## BEGIN Listed entries
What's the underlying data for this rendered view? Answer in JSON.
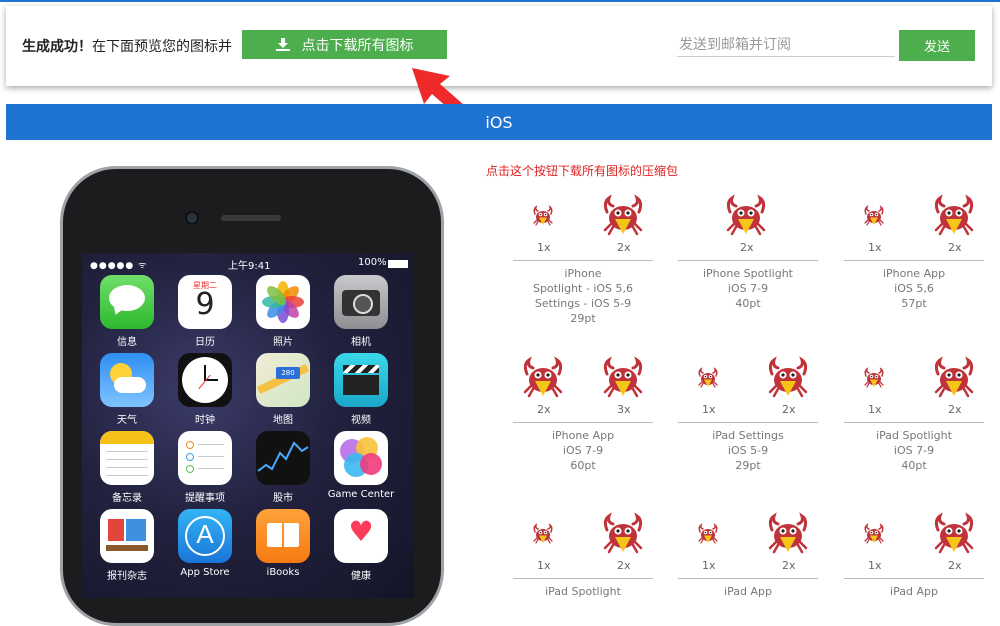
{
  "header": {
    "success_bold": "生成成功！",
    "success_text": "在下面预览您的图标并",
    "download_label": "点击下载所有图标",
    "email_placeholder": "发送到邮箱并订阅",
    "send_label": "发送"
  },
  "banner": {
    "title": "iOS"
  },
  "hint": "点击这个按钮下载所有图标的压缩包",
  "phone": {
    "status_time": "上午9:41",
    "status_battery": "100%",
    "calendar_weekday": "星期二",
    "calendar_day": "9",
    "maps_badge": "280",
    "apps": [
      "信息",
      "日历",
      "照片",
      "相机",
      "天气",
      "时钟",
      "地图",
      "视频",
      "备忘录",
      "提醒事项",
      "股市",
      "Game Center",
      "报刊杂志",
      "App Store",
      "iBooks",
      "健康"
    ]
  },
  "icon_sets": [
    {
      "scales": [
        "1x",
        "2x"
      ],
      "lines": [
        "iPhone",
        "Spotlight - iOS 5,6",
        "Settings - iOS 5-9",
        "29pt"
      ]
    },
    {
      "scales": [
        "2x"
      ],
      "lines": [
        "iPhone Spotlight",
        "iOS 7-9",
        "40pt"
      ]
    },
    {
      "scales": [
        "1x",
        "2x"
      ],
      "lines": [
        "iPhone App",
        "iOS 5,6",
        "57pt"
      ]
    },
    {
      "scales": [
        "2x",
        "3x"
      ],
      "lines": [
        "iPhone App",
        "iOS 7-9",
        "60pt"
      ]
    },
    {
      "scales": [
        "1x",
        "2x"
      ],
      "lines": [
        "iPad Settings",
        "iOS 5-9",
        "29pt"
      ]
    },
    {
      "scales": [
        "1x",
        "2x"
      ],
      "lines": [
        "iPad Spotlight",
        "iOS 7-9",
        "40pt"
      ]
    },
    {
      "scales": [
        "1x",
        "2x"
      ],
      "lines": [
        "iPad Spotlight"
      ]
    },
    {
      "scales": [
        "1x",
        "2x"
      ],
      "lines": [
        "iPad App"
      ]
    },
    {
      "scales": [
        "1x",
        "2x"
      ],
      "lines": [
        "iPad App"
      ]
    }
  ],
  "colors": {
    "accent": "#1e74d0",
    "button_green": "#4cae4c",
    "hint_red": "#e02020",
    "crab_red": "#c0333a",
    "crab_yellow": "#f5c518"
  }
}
## END Listed entries
## Objective
Quote all of the entries word for word, omitting any pictures.

## Correct answer
What's the underlying data for this rendered view? Answer in JSON.
{
  "header": {
    "success_bold": "生成成功！",
    "success_text": "在下面预览您的图标并",
    "download_label": "点击下载所有图标",
    "email_placeholder": "发送到邮箱并订阅",
    "send_label": "发送"
  },
  "banner": {
    "title": "iOS"
  },
  "hint": "点击这个按钮下载所有图标的压缩包",
  "phone": {
    "status_time": "上午9:41",
    "status_battery": "100%",
    "calendar_weekday": "星期二",
    "calendar_day": "9",
    "maps_badge": "280",
    "apps": [
      "信息",
      "日历",
      "照片",
      "相机",
      "天气",
      "时钟",
      "地图",
      "视频",
      "备忘录",
      "提醒事项",
      "股市",
      "Game Center",
      "报刊杂志",
      "App Store",
      "iBooks",
      "健康"
    ]
  },
  "icon_sets": [
    {
      "scales": [
        "1x",
        "2x"
      ],
      "lines": [
        "iPhone",
        "Spotlight - iOS 5,6",
        "Settings - iOS 5-9",
        "29pt"
      ]
    },
    {
      "scales": [
        "2x"
      ],
      "lines": [
        "iPhone Spotlight",
        "iOS 7-9",
        "40pt"
      ]
    },
    {
      "scales": [
        "1x",
        "2x"
      ],
      "lines": [
        "iPhone App",
        "iOS 5,6",
        "57pt"
      ]
    },
    {
      "scales": [
        "2x",
        "3x"
      ],
      "lines": [
        "iPhone App",
        "iOS 7-9",
        "60pt"
      ]
    },
    {
      "scales": [
        "1x",
        "2x"
      ],
      "lines": [
        "iPad Settings",
        "iOS 5-9",
        "29pt"
      ]
    },
    {
      "scales": [
        "1x",
        "2x"
      ],
      "lines": [
        "iPad Spotlight",
        "iOS 7-9",
        "40pt"
      ]
    },
    {
      "scales": [
        "1x",
        "2x"
      ],
      "lines": [
        "iPad Spotlight"
      ]
    },
    {
      "scales": [
        "1x",
        "2x"
      ],
      "lines": [
        "iPad App"
      ]
    },
    {
      "scales": [
        "1x",
        "2x"
      ],
      "lines": [
        "iPad App"
      ]
    }
  ],
  "colors": {
    "accent": "#1e74d0",
    "button_green": "#4cae4c",
    "hint_red": "#e02020",
    "crab_red": "#c0333a",
    "crab_yellow": "#f5c518"
  }
}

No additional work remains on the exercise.